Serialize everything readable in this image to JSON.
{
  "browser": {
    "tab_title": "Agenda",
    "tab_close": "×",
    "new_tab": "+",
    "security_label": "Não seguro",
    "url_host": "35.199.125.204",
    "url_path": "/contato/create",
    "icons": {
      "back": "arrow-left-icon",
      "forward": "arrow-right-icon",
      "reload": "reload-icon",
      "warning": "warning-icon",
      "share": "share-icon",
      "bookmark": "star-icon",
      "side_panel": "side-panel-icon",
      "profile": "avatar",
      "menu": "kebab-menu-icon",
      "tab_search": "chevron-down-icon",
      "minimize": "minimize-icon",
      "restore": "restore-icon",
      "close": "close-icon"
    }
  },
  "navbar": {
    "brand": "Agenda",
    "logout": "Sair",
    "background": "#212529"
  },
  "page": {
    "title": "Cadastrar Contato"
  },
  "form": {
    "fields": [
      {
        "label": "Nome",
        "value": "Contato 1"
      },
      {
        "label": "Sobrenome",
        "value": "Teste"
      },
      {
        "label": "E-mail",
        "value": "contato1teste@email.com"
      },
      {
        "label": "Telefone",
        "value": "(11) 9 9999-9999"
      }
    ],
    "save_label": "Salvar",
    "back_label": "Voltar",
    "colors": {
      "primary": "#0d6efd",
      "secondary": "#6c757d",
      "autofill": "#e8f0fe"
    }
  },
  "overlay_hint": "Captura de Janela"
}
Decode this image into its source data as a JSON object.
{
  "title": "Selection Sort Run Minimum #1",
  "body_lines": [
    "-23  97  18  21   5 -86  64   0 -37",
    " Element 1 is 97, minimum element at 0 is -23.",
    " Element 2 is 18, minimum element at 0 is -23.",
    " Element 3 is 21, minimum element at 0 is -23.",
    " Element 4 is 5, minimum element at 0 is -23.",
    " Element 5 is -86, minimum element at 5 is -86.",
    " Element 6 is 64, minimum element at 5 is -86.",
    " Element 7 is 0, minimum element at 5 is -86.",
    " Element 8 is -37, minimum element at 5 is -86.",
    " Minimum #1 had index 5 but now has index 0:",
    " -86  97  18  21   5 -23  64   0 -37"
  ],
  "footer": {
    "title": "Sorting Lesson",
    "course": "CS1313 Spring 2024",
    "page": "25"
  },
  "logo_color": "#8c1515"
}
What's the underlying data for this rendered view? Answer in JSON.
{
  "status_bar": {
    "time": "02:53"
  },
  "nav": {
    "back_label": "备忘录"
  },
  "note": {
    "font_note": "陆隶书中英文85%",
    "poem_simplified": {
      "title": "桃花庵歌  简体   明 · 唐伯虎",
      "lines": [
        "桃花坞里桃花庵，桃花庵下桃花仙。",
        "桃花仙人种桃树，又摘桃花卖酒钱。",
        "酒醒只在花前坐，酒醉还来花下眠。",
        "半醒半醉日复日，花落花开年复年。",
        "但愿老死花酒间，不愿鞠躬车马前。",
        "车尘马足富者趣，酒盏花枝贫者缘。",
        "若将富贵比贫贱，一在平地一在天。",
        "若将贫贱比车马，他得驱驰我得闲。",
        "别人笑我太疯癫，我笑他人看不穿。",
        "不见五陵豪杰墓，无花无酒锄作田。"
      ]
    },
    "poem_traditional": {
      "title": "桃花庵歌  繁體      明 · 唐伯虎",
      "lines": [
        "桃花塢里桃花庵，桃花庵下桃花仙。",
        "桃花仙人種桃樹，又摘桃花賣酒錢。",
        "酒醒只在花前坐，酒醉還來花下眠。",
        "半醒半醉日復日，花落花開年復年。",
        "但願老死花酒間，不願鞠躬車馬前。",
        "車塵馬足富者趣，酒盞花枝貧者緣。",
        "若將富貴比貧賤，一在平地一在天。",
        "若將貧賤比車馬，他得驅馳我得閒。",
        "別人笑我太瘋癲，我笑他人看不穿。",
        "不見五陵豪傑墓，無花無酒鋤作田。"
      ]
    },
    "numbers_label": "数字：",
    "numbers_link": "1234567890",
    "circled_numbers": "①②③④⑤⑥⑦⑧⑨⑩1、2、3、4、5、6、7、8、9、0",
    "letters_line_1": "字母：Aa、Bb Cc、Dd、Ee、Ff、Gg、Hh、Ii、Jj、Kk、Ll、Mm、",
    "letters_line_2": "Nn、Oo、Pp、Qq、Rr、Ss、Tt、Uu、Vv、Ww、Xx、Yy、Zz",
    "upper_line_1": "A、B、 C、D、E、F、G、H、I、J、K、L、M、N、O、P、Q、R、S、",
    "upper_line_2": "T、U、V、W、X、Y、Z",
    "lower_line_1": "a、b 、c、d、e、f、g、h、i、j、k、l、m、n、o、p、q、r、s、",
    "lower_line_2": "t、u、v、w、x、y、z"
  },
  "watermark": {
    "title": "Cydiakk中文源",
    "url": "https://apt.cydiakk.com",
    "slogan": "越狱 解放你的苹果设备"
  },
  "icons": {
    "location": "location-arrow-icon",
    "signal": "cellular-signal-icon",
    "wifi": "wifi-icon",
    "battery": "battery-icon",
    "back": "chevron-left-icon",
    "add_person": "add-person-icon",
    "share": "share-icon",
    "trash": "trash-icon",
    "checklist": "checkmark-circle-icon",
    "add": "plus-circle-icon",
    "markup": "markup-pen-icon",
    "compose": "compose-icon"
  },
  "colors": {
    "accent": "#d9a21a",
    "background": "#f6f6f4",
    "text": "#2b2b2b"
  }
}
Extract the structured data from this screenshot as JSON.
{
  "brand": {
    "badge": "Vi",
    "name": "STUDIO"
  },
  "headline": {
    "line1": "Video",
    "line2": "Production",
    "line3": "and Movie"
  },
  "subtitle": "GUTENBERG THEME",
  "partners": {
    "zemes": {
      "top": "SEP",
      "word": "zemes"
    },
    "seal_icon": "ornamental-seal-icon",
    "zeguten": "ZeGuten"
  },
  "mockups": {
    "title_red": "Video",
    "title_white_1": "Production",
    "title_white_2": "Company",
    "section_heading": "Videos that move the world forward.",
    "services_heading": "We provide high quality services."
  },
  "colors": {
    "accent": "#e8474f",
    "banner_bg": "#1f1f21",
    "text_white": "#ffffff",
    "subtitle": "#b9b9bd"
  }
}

**TASK DETAILS**
Write out every entry exactly as given.

**ANSWER FOR THE TASK**
Serialize everything readable in this image to JSON.
{
  "browser": {
    "tab_title": "Agenda",
    "tab_close": "×",
    "new_tab": "+",
    "security_label": "Não seguro",
    "url_host": "35.199.125.204",
    "url_path": "/contato/create",
    "icons": {
      "back": "arrow-left-icon",
      "forward": "arrow-right-icon",
      "reload": "reload-icon",
      "warning": "warning-icon",
      "share": "share-icon",
      "bookmark": "star-icon",
      "side_panel": "side-panel-icon",
      "profile": "avatar",
      "menu": "kebab-menu-icon",
      "tab_search": "chevron-down-icon",
      "minimize": "minimize-icon",
      "restore": "restore-icon",
      "close": "close-icon"
    }
  },
  "navbar": {
    "brand": "Agenda",
    "logout": "Sair",
    "background": "#212529"
  },
  "page": {
    "title": "Cadastrar Contato"
  },
  "form": {
    "fields": [
      {
        "label": "Nome",
        "value": "Contato 1"
      },
      {
        "label": "Sobrenome",
        "value": "Teste"
      },
      {
        "label": "E-mail",
        "value": "contato1teste@email.com"
      },
      {
        "label": "Telefone",
        "value": "(11) 9 9999-9999"
      }
    ],
    "save_label": "Salvar",
    "back_label": "Voltar",
    "colors": {
      "primary": "#0d6efd",
      "secondary": "#6c757d",
      "autofill": "#e8f0fe"
    }
  },
  "overlay_hint": "Captura de Janela"
}
Decode this image into its source data as a JSON object.
{
  "title": "Selection Sort Run Minimum #1",
  "body_lines": [
    "-23  97  18  21   5 -86  64   0 -37",
    " Element 1 is 97, minimum element at 0 is -23.",
    " Element 2 is 18, minimum element at 0 is -23.",
    " Element 3 is 21, minimum element at 0 is -23.",
    " Element 4 is 5, minimum element at 0 is -23.",
    " Element 5 is -86, minimum element at 5 is -86.",
    " Element 6 is 64, minimum element at 5 is -86.",
    " Element 7 is 0, minimum element at 5 is -86.",
    " Element 8 is -37, minimum element at 5 is -86.",
    " Minimum #1 had index 5 but now has index 0:",
    " -86  97  18  21   5 -23  64   0 -37"
  ],
  "footer": {
    "title": "Sorting Lesson",
    "course": "CS1313 Spring 2024",
    "page": "25"
  },
  "logo_color": "#8c1515"
}
What's the underlying data for this rendered view? Answer in JSON.
{
  "status_bar": {
    "time": "02:53"
  },
  "nav": {
    "back_label": "备忘录"
  },
  "note": {
    "font_note": "陆隶书中英文85%",
    "poem_simplified": {
      "title": "桃花庵歌  简体   明 · 唐伯虎",
      "lines": [
        "桃花坞里桃花庵，桃花庵下桃花仙。",
        "桃花仙人种桃树，又摘桃花卖酒钱。",
        "酒醒只在花前坐，酒醉还来花下眠。",
        "半醒半醉日复日，花落花开年复年。",
        "但愿老死花酒间，不愿鞠躬车马前。",
        "车尘马足富者趣，酒盏花枝贫者缘。",
        "若将富贵比贫贱，一在平地一在天。",
        "若将贫贱比车马，他得驱驰我得闲。",
        "别人笑我太疯癫，我笑他人看不穿。",
        "不见五陵豪杰墓，无花无酒锄作田。"
      ]
    },
    "poem_traditional": {
      "title": "桃花庵歌  繁體      明 · 唐伯虎",
      "lines": [
        "桃花塢里桃花庵，桃花庵下桃花仙。",
        "桃花仙人種桃樹，又摘桃花賣酒錢。",
        "酒醒只在花前坐，酒醉還來花下眠。",
        "半醒半醉日復日，花落花開年復年。",
        "但願老死花酒間，不願鞠躬車馬前。",
        "車塵馬足富者趣，酒盞花枝貧者緣。",
        "若將富貴比貧賤，一在平地一在天。",
        "若將貧賤比車馬，他得驅馳我得閒。",
        "別人笑我太瘋癲，我笑他人看不穿。",
        "不見五陵豪傑墓，無花無酒鋤作田。"
      ]
    },
    "numbers_label": "数字：",
    "numbers_link": "1234567890",
    "circled_numbers": "①②③④⑤⑥⑦⑧⑨⑩1、2、3、4、5、6、7、8、9、0",
    "letters_line_1": "字母：Aa、Bb Cc、Dd、Ee、Ff、Gg、Hh、Ii、Jj、Kk、Ll、Mm、",
    "letters_line_2": "Nn、Oo、Pp、Qq、Rr、Ss、Tt、Uu、Vv、Ww、Xx、Yy、Zz",
    "upper_line_1": "A、B、 C、D、E、F、G、H、I、J、K、L、M、N、O、P、Q、R、S、",
    "upper_line_2": "T、U、V、W、X、Y、Z",
    "lower_line_1": "a、b 、c、d、e、f、g、h、i、j、k、l、m、n、o、p、q、r、s、",
    "lower_line_2": "t、u、v、w、x、y、z"
  },
  "watermark": {
    "title": "Cydiakk中文源",
    "url": "https://apt.cydiakk.com",
    "slogan": "越狱 解放你的苹果设备"
  },
  "icons": {
    "location": "location-arrow-icon",
    "signal": "cellular-signal-icon",
    "wifi": "wifi-icon",
    "battery": "battery-icon",
    "back": "chevron-left-icon",
    "add_person": "add-person-icon",
    "share": "share-icon",
    "trash": "trash-icon",
    "checklist": "checkmark-circle-icon",
    "add": "plus-circle-icon",
    "markup": "markup-pen-icon",
    "compose": "compose-icon"
  },
  "colors": {
    "accent": "#d9a21a",
    "background": "#f6f6f4",
    "text": "#2b2b2b"
  }
}
Extract the structured data from this screenshot as JSON.
{
  "brand": {
    "badge": "Vi",
    "name": "STUDIO"
  },
  "headline": {
    "line1": "Video",
    "line2": "Production",
    "line3": "and Movie"
  },
  "subtitle": "GUTENBERG THEME",
  "partners": {
    "zemes": {
      "top": "SEP",
      "word": "zemes"
    },
    "seal_icon": "ornamental-seal-icon",
    "zeguten": "ZeGuten"
  },
  "mockups": {
    "title_red": "Video",
    "title_white_1": "Production",
    "title_white_2": "Company",
    "section_heading": "Videos that move the world forward.",
    "services_heading": "We provide high quality services."
  },
  "colors": {
    "accent": "#e8474f",
    "banner_bg": "#1f1f21",
    "text_white": "#ffffff",
    "subtitle": "#b9b9bd"
  }
}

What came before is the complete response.